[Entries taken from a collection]
● ● ●

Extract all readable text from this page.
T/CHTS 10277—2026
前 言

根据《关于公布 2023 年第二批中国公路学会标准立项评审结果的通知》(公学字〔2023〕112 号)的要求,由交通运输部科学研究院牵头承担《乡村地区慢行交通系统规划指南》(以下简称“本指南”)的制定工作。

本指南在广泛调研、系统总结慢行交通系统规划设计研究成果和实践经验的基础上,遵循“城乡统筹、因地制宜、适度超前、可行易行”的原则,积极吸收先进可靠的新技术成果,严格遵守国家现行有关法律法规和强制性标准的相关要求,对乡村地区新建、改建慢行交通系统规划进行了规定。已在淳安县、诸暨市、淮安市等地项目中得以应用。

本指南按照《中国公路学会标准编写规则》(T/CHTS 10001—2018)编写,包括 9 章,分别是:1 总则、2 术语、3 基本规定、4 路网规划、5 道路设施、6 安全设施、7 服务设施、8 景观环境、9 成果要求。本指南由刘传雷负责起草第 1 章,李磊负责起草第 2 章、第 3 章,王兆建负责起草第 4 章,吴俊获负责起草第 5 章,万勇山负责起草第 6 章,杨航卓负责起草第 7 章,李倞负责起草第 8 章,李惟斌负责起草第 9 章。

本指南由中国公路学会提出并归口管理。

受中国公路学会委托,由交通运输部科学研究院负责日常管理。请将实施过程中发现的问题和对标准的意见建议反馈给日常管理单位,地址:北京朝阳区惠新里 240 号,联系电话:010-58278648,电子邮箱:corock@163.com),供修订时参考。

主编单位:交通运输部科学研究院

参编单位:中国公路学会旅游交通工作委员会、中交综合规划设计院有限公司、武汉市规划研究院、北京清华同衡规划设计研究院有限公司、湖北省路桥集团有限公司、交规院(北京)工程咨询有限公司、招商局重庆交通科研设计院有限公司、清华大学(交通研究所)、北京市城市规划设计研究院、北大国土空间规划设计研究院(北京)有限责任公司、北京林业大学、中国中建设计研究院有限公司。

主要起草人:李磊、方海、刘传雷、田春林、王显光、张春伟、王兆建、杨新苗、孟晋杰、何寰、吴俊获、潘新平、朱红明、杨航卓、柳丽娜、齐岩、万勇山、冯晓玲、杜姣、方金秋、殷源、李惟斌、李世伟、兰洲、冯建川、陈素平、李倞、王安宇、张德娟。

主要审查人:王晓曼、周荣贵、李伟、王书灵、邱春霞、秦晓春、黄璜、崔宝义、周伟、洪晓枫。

● ● ●

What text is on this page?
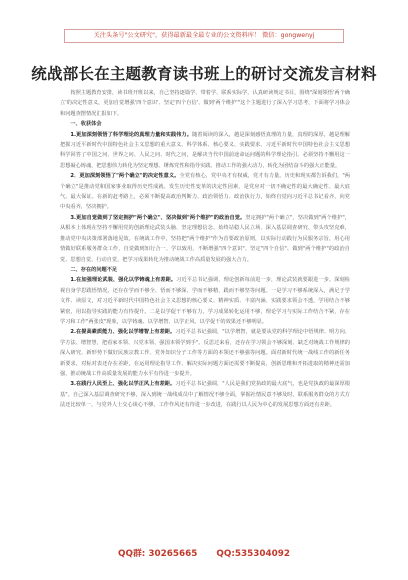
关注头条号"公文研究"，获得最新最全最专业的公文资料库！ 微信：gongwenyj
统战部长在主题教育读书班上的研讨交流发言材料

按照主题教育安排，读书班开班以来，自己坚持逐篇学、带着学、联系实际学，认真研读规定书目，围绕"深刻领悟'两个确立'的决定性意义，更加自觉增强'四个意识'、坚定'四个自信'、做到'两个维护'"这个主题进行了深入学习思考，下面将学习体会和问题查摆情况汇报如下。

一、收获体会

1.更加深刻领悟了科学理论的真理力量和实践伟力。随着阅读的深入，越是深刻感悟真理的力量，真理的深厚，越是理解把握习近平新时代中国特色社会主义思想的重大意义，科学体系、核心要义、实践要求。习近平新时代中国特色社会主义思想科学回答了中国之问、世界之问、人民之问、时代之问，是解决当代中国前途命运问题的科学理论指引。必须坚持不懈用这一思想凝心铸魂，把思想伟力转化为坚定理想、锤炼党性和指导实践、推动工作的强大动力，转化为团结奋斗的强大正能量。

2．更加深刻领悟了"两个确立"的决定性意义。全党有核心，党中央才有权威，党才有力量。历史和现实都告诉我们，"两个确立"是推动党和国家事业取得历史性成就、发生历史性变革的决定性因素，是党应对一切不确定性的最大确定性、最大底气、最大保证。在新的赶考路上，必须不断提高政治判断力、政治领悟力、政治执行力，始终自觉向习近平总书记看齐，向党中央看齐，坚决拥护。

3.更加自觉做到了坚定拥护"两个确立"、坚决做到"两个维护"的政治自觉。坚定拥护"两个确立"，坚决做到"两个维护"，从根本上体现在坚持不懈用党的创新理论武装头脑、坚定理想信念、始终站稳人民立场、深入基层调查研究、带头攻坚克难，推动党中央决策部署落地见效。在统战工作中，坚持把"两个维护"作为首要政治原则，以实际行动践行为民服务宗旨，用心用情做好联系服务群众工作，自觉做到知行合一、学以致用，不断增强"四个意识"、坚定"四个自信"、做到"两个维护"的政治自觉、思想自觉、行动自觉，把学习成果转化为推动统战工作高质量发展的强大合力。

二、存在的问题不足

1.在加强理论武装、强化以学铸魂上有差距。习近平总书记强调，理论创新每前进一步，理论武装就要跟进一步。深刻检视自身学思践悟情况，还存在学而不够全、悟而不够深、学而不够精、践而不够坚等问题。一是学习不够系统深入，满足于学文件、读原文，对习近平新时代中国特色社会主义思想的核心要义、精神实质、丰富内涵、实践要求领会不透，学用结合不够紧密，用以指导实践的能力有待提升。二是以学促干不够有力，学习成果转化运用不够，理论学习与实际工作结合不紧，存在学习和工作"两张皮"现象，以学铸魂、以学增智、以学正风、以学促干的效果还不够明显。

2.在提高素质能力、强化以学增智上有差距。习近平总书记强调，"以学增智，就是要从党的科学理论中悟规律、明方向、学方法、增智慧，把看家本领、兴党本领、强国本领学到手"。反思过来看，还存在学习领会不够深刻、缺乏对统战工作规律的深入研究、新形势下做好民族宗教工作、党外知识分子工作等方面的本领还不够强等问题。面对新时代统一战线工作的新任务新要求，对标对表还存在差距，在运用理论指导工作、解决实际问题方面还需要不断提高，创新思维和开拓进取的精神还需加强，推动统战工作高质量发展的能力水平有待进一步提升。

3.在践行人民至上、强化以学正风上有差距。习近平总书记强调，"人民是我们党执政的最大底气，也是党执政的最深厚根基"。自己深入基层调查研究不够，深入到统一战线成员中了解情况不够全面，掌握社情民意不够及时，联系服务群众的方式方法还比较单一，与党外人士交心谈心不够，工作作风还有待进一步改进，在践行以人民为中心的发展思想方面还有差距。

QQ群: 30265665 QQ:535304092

● ● ●

### Direction:
Copy down every line of the material above that includes the string "四个自信".

### Final answer:
按照主题教育安排，读书班开班以来，自己坚持逐篇学、带着学、联系实际学，认真研读规定书目，围绕"深刻领悟'两个确立'的决定性意义，更加自觉增强'四个意识'、坚定'四个自信'、做到'两个维护'"这个主题进行了深入学习思考，下面将学习体会和问题查摆情况汇报如下。
3.更加自觉做到了坚定拥护"两个确立"、坚决做到"两个维护"的政治自觉。坚定拥护"两个确立"，坚决做到"两个维护"，从根本上体现在坚持不懈用党的创新理论武装头脑、坚定理想信念、始终站稳人民立场、深入基层调查研究、带头攻坚克难，推动党中央决策部署落地见效。在统战工作中，坚持把"两个维护"作为首要政治原则，以实际行动践行为民服务宗旨，用心用情做好联系服务群众工作，自觉做到知行合一、学以致用，不断增强"四个意识"、坚定"四个自信"、做到"两个维护"的政治自觉、思想自觉、行动自觉，把学习成果转化为推动统战工作高质量发展的强大合力。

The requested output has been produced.